Task goal >> Transcribe all of the records word for word, but omit the pictures.
# START OF Record list
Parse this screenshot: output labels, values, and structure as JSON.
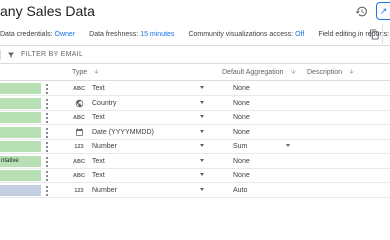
{
  "header": {
    "title": "any Sales Data",
    "history_icon": "history-icon",
    "share_icon": "share-icon"
  },
  "settings": {
    "data_credentials_label": "Data credentials:",
    "data_credentials_value": "Owner",
    "data_freshness_label": "Data freshness:",
    "data_freshness_value": "15 minutes",
    "community_viz_label": "Community visualizations access:",
    "community_viz_value": "Off",
    "field_editing_label": "Field editing in reports:",
    "field_editing_value": "On",
    "copy_icon": "copy-icon"
  },
  "filter": {
    "label": "FILTER BY EMAIL",
    "icon": "filter-icon"
  },
  "columns": {
    "type": "Type",
    "default_aggregation": "Default Aggregation",
    "description": "Description"
  },
  "rows": [
    {
      "name": "",
      "type_icon": "ABC",
      "type": "Text",
      "aggregation": "None",
      "agg_dropdown": false,
      "name_color": "green"
    },
    {
      "name": "",
      "type_icon": "globe",
      "type": "Country",
      "aggregation": "None",
      "agg_dropdown": false,
      "name_color": "green"
    },
    {
      "name": "",
      "type_icon": "ABC",
      "type": "Text",
      "aggregation": "None",
      "agg_dropdown": false,
      "name_color": "green"
    },
    {
      "name": "",
      "type_icon": "calendar",
      "type": "Date (YYYYMMDD)",
      "aggregation": "None",
      "agg_dropdown": false,
      "name_color": "green"
    },
    {
      "name": "",
      "type_icon": "123",
      "type": "Number",
      "aggregation": "Sum",
      "agg_dropdown": true,
      "name_color": "green"
    },
    {
      "name": "ntative",
      "type_icon": "ABC",
      "type": "Text",
      "aggregation": "None",
      "agg_dropdown": false,
      "name_color": "green"
    },
    {
      "name": "",
      "type_icon": "ABC",
      "type": "Text",
      "aggregation": "None",
      "agg_dropdown": false,
      "name_color": "green"
    },
    {
      "name": "",
      "type_icon": "123",
      "type": "Number",
      "aggregation": "Auto",
      "agg_dropdown": false,
      "name_color": "blue"
    }
  ],
  "colors": {
    "accent": "#1a73e8",
    "dimension_green": "#b7e1b4",
    "metric_blue": "#c5cfe3"
  }
}
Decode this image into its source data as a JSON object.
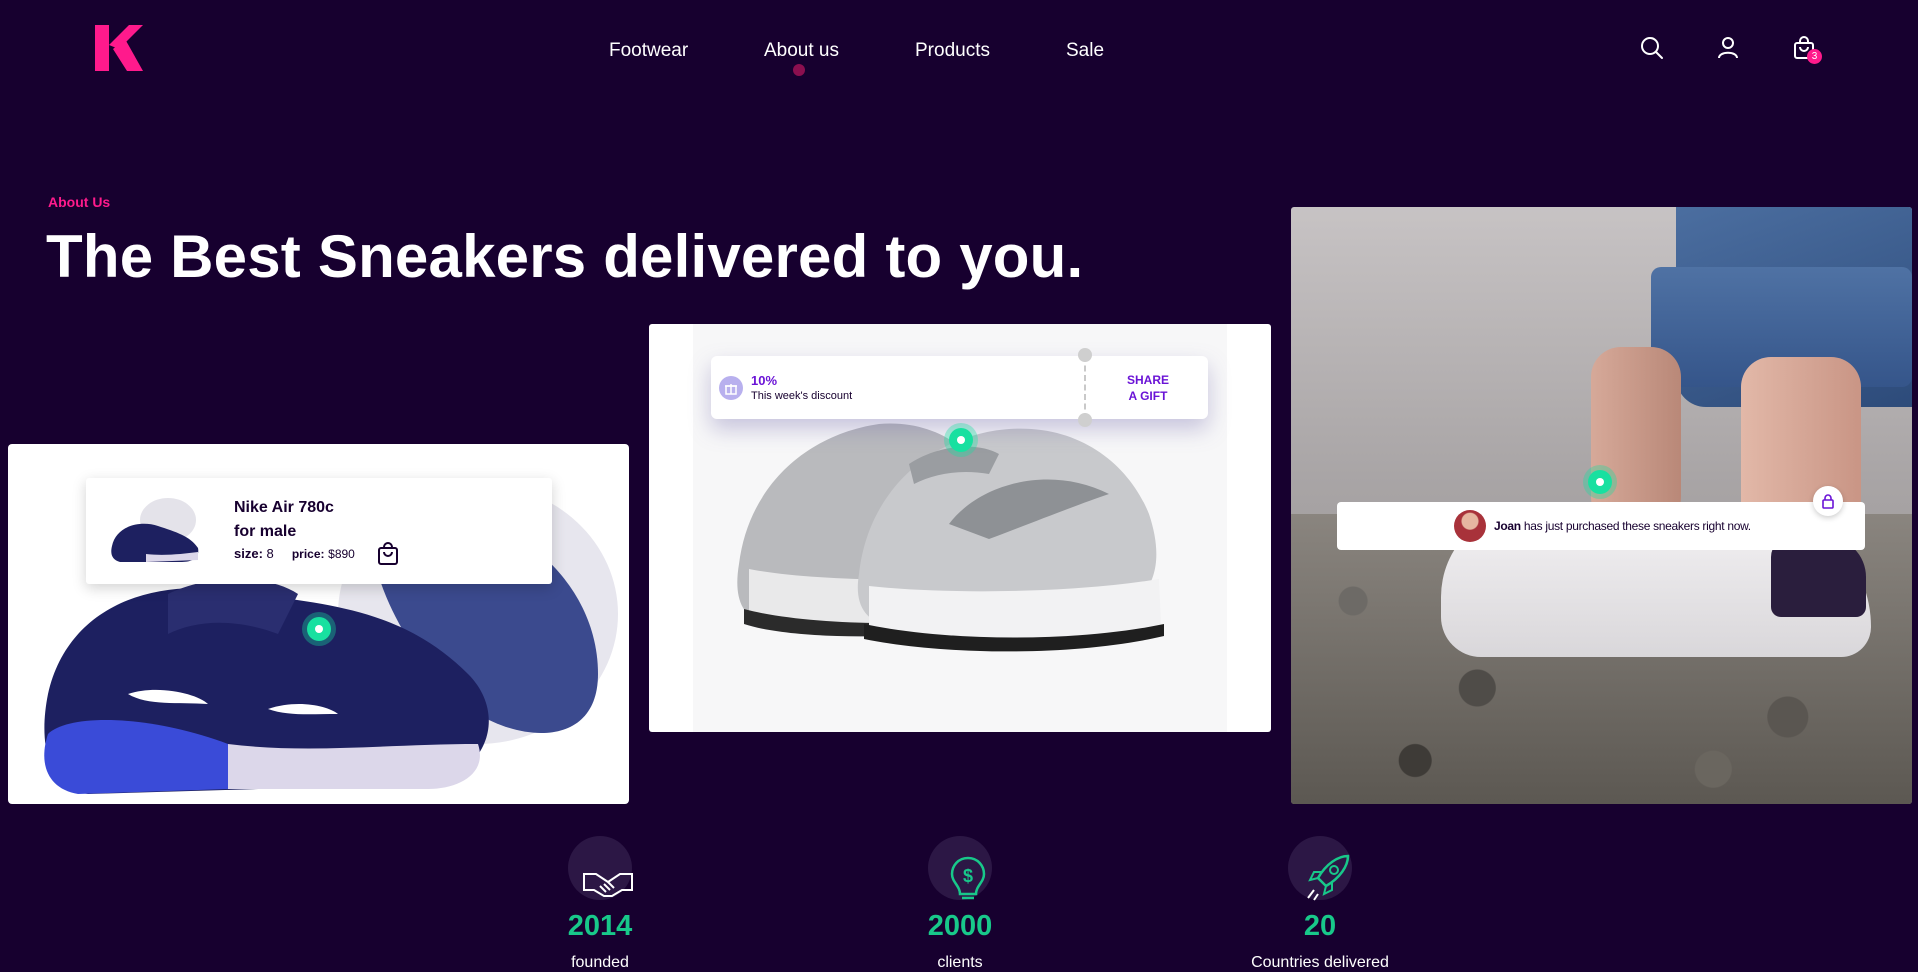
# END OF Record list
Output >>
Parse this screenshot: output labels, values, and structure as JSON.
{
  "header": {
    "title": "any Sales Data",
    "history_icon": "history-icon",
    "share_icon": "share-icon"
  },
  "settings": {
    "data_credentials_label": "Data credentials:",
    "data_credentials_value": "Owner",
    "data_freshness_label": "Data freshness:",
    "data_freshness_value": "15 minutes",
    "community_viz_label": "Community visualizations access:",
    "community_viz_value": "Off",
    "field_editing_label": "Field editing in reports:",
    "field_editing_value": "On",
    "copy_icon": "copy-icon"
  },
  "filter": {
    "label": "FILTER BY EMAIL",
    "icon": "filter-icon"
  },
  "columns": {
    "type": "Type",
    "default_aggregation": "Default Aggregation",
    "description": "Description"
  },
  "rows": [
    {
      "name": "",
      "type_icon": "ABC",
      "type": "Text",
      "aggregation": "None",
      "agg_dropdown": false,
      "name_color": "green"
    },
    {
      "name": "",
      "type_icon": "globe",
      "type": "Country",
      "aggregation": "None",
      "agg_dropdown": false,
      "name_color": "green"
    },
    {
      "name": "",
      "type_icon": "ABC",
      "type": "Text",
      "aggregation": "None",
      "agg_dropdown": false,
      "name_color": "green"
    },
    {
      "name": "",
      "type_icon": "calendar",
      "type": "Date (YYYYMMDD)",
      "aggregation": "None",
      "agg_dropdown": false,
      "name_color": "green"
    },
    {
      "name": "",
      "type_icon": "123",
      "type": "Number",
      "aggregation": "Sum",
      "agg_dropdown": true,
      "name_color": "green"
    },
    {
      "name": "ntative",
      "type_icon": "ABC",
      "type": "Text",
      "aggregation": "None",
      "agg_dropdown": false,
      "name_color": "green"
    },
    {
      "name": "",
      "type_icon": "ABC",
      "type": "Text",
      "aggregation": "None",
      "agg_dropdown": false,
      "name_color": "green"
    },
    {
      "name": "",
      "type_icon": "123",
      "type": "Number",
      "aggregation": "Auto",
      "agg_dropdown": false,
      "name_color": "blue"
    }
  ],
  "colors": {
    "accent": "#1a73e8",
    "dimension_green": "#b7e1b4",
    "metric_blue": "#c5cfe3"
  }
}
Decode this image into its source data as a JSON object.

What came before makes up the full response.